Written task: Your job is to retype all of the data word for word, leaving every image out.

|---|

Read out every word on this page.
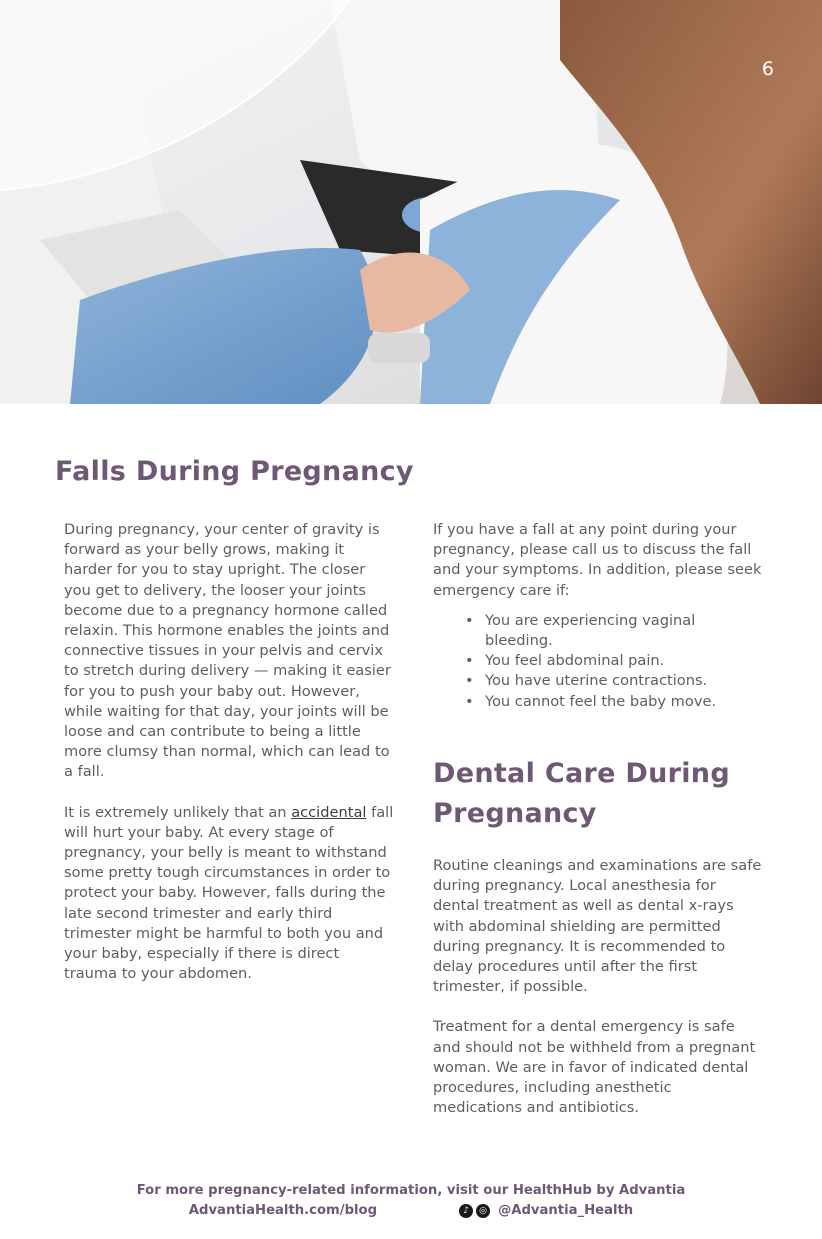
6
Falls During Pregnancy

During pregnancy, your center of gravity is forward as your belly grows, making it harder for you to stay upright. The closer you get to delivery, the looser your joints become due to a pregnancy hormone called relaxin. This hormone enables the joints and connective tissues in your pelvis and cervix to stretch during delivery — making it easier for you to push your baby out. However, while waiting for that day, your joints will be loose and can contribute to being a little more clumsy than normal, which can lead to a fall.

It is extremely unlikely that an accidental fall will hurt your baby. At every stage of pregnancy, your belly is meant to withstand some pretty tough circumstances in order to protect your baby. However, falls during the late second trimester and early third trimester might be harmful to both you and your baby, especially if there is direct trauma to your abdomen.

If you have a fall at any point during your pregnancy, please call us to discuss the fall and your symptoms. In addition, please seek emergency care if:

• You are experiencing vaginal bleeding.
• You feel abdominal pain.
• You have uterine contractions.
• You cannot feel the baby move.
Dental Care During Pregnancy

Routine cleanings and examinations are safe during pregnancy. Local anesthesia for dental treatment as well as dental x-rays with abdominal shielding are permitted during pregnancy. It is recommended to delay procedures until after the first trimester, if possible.

Treatment for a dental emergency is safe and should not be withheld from a pregnant woman. We are in favor of indicated dental procedures, including anesthetic medications and antibiotics.

For more pregnancy-related information, visit our HealthHub by Advantia
AdvantiaHealth.com/blog	♪	◎ @Advantia_Health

|---|

Solution for this exercise:
Read out every word on this page.
6
Falls During Pregnancy

During pregnancy, your center of gravity is forward as your belly grows, making it harder for you to stay upright. The closer you get to delivery, the looser your joints become due to a pregnancy hormone called relaxin. This hormone enables the joints and connective tissues in your pelvis and cervix to stretch during delivery — making it easier for you to push your baby out. However, while waiting for that day, your joints will be loose and can contribute to being a little more clumsy than normal, which can lead to a fall.

It is extremely unlikely that an accidental fall will hurt your baby. At every stage of pregnancy, your belly is meant to withstand some pretty tough circumstances in order to protect your baby. However, falls during the late second trimester and early third trimester might be harmful to both you and your baby, especially if there is direct trauma to your abdomen.

If you have a fall at any point during your pregnancy, please call us to discuss the fall and your symptoms. In addition, please seek emergency care if:

• You are experiencing vaginal bleeding.
• You feel abdominal pain.
• You have uterine contractions.
• You cannot feel the baby move.
Dental Care During Pregnancy

Routine cleanings and examinations are safe during pregnancy. Local anesthesia for dental treatment as well as dental x-rays with abdominal shielding are permitted during pregnancy. It is recommended to delay procedures until after the first trimester, if possible.

Treatment for a dental emergency is safe and should not be withheld from a pregnant woman. We are in favor of indicated dental procedures, including anesthetic medications and antibiotics.

For more pregnancy-related information, visit our HealthHub by Advantia
AdvantiaHealth.com/blog	♪	◎ @Advantia_Health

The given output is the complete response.